**Requirements**
Go through the lines below. Copy those with "FOXCROFT".

**Source data**
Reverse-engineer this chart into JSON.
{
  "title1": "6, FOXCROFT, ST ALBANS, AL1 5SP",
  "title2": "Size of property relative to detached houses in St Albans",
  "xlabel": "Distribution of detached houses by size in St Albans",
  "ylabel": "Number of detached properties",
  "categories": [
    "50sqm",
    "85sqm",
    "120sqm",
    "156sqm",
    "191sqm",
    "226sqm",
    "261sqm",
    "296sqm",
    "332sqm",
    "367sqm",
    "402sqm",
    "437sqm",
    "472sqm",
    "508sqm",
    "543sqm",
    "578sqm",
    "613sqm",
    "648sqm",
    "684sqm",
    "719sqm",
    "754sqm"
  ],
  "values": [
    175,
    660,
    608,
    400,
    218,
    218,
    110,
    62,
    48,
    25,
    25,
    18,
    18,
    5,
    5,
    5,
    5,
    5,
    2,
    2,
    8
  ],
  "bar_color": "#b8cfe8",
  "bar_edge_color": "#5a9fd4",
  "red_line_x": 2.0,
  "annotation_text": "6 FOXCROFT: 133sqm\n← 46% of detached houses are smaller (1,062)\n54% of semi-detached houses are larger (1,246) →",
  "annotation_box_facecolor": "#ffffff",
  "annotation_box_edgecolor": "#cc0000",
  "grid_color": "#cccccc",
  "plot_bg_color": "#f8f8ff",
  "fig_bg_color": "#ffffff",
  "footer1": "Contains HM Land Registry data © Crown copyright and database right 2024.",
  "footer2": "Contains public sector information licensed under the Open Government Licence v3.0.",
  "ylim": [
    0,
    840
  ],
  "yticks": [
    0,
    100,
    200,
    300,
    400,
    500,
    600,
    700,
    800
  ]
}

**Result**
  "title1": "6, FOXCROFT, ST ALBANS, AL1 5SP",
  "annotation_text": "6 FOXCROFT: 133sqm\n← 46% of detached houses are smaller (1,062)\n54% of semi-detached houses are larger (1,246) →",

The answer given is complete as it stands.